:: AIM OF THE EXERCISE ::
Locate each line with the string "Variables" in the listing below and copy it.

[Dataset entries]
########################################

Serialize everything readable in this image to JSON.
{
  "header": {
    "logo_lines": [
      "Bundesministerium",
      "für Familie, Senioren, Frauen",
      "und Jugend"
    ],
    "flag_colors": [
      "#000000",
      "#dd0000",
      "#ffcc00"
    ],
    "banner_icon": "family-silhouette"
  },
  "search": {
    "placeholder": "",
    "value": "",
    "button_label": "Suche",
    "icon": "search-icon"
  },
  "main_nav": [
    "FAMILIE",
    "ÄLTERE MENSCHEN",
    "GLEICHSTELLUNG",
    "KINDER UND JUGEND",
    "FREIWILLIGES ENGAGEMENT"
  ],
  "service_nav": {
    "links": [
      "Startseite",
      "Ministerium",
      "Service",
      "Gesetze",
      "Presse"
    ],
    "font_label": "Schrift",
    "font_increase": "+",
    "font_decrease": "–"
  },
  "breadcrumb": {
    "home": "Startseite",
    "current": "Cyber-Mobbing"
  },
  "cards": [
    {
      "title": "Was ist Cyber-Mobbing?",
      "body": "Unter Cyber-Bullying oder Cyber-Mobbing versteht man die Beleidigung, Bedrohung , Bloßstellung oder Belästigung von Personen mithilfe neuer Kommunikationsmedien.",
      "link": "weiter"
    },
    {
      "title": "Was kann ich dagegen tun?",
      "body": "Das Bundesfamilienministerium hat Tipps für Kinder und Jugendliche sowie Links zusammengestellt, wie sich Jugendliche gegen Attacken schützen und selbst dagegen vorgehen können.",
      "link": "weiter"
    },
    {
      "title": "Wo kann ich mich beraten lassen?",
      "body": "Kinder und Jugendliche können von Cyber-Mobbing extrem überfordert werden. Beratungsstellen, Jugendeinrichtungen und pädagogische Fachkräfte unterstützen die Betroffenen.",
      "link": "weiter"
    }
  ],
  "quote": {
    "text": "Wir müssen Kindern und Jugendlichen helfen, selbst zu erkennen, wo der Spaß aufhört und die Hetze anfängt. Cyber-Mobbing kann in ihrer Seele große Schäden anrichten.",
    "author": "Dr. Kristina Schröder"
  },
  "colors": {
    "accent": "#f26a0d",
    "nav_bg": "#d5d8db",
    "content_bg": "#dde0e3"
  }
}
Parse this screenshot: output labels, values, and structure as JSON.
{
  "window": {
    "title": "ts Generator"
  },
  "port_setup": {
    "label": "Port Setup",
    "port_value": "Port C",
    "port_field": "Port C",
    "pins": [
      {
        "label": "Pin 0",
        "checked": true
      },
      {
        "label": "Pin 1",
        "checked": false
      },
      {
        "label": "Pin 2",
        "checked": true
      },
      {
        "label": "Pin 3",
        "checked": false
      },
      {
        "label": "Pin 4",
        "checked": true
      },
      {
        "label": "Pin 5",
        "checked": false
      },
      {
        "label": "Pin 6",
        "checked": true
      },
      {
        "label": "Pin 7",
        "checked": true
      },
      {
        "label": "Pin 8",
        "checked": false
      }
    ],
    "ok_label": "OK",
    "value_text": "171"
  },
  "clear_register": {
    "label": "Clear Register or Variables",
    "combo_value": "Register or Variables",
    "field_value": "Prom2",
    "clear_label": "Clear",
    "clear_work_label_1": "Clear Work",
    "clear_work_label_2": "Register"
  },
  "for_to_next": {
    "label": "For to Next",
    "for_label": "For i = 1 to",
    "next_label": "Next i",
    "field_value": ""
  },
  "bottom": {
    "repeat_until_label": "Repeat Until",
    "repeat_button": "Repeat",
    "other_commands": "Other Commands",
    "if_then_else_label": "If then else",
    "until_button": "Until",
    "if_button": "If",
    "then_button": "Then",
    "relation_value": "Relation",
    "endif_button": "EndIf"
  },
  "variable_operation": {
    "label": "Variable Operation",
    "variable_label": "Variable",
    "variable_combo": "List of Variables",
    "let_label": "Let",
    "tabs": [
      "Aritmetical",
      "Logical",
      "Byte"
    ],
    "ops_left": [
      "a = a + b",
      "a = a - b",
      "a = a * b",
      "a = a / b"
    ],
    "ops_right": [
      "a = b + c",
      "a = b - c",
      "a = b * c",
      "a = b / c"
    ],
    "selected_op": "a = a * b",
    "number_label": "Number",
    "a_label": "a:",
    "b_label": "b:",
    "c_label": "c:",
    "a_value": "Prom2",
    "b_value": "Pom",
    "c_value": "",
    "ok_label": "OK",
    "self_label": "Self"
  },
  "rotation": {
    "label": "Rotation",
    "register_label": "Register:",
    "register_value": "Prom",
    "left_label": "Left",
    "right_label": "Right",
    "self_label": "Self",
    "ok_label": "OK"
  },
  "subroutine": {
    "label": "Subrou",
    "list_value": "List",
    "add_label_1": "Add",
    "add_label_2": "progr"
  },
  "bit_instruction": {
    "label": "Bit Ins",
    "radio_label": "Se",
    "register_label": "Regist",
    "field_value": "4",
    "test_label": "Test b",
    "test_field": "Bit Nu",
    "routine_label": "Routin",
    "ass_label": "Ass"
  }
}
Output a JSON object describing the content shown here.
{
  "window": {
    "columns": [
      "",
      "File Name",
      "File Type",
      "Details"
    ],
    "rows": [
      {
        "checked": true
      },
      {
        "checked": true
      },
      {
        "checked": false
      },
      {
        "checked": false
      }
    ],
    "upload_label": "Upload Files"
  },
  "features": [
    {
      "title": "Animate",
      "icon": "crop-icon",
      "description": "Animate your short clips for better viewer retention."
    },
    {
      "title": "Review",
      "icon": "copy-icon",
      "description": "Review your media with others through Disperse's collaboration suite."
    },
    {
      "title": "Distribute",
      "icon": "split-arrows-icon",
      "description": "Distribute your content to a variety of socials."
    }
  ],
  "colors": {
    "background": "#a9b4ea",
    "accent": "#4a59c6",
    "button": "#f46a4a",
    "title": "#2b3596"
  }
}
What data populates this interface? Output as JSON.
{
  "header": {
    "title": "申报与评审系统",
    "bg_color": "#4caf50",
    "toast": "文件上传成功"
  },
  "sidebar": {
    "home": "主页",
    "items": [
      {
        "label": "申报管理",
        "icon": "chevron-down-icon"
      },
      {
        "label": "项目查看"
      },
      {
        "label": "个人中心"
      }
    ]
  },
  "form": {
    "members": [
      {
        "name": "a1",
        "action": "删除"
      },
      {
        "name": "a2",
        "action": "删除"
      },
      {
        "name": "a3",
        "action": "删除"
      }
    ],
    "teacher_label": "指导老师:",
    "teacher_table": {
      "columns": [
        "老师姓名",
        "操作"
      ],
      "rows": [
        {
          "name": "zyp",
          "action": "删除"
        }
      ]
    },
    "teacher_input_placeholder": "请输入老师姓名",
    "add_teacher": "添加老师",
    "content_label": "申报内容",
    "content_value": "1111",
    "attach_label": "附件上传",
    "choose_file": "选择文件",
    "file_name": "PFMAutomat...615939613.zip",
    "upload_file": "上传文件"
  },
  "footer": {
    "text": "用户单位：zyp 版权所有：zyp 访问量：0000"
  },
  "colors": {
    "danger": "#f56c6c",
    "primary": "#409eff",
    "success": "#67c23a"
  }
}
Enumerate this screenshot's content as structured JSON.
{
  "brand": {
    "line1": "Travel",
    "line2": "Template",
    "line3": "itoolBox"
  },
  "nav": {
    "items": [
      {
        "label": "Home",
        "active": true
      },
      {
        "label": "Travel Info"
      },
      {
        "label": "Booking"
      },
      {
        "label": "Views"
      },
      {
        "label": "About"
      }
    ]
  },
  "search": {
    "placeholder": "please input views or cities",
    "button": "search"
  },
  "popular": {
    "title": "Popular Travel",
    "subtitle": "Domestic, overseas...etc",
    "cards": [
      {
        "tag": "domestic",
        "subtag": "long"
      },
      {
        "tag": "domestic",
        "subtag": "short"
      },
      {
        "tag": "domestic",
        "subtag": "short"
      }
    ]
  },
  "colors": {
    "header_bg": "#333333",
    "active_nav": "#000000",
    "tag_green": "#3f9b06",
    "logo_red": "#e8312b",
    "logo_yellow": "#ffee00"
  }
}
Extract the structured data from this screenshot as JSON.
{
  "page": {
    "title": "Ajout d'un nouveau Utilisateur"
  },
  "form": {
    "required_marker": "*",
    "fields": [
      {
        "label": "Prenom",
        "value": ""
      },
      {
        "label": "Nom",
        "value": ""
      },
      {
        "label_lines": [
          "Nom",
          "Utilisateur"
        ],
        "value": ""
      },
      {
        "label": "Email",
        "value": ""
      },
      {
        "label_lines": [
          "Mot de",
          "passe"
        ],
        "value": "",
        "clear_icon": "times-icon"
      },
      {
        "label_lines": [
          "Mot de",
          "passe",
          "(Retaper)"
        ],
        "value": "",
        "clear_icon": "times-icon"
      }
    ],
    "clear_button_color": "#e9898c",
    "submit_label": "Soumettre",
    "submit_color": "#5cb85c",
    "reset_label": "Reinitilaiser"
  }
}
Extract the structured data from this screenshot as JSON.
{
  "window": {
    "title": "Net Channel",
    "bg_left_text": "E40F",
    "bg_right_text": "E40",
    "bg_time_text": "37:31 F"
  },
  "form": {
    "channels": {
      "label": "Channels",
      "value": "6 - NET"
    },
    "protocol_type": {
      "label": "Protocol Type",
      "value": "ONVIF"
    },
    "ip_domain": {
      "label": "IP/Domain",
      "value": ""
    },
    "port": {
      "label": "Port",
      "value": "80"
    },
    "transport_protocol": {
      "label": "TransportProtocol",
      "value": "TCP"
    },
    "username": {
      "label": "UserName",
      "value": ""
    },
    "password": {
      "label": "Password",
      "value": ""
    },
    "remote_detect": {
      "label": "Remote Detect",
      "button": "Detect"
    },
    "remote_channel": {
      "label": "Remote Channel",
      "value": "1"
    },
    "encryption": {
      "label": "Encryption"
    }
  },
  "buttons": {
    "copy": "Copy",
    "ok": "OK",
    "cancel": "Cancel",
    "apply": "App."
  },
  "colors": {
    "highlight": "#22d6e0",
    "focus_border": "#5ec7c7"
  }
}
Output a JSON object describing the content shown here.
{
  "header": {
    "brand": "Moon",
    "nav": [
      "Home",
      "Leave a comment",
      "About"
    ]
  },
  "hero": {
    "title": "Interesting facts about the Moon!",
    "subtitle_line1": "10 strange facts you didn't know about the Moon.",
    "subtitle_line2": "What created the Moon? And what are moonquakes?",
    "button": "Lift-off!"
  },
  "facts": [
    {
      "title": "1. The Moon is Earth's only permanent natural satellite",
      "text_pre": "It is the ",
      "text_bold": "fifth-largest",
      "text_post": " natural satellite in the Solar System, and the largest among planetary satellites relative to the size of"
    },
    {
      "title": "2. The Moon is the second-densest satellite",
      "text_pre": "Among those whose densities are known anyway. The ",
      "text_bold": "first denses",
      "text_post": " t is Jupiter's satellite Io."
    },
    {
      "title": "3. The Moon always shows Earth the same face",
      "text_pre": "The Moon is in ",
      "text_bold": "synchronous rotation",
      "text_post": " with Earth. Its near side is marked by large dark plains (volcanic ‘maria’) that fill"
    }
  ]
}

########################################

:: WORKED ANSWER ::
    "label": "Clear Register or Variables",
    "combo_value": "Register or Variables",
    "variable_combo": "List of Variables",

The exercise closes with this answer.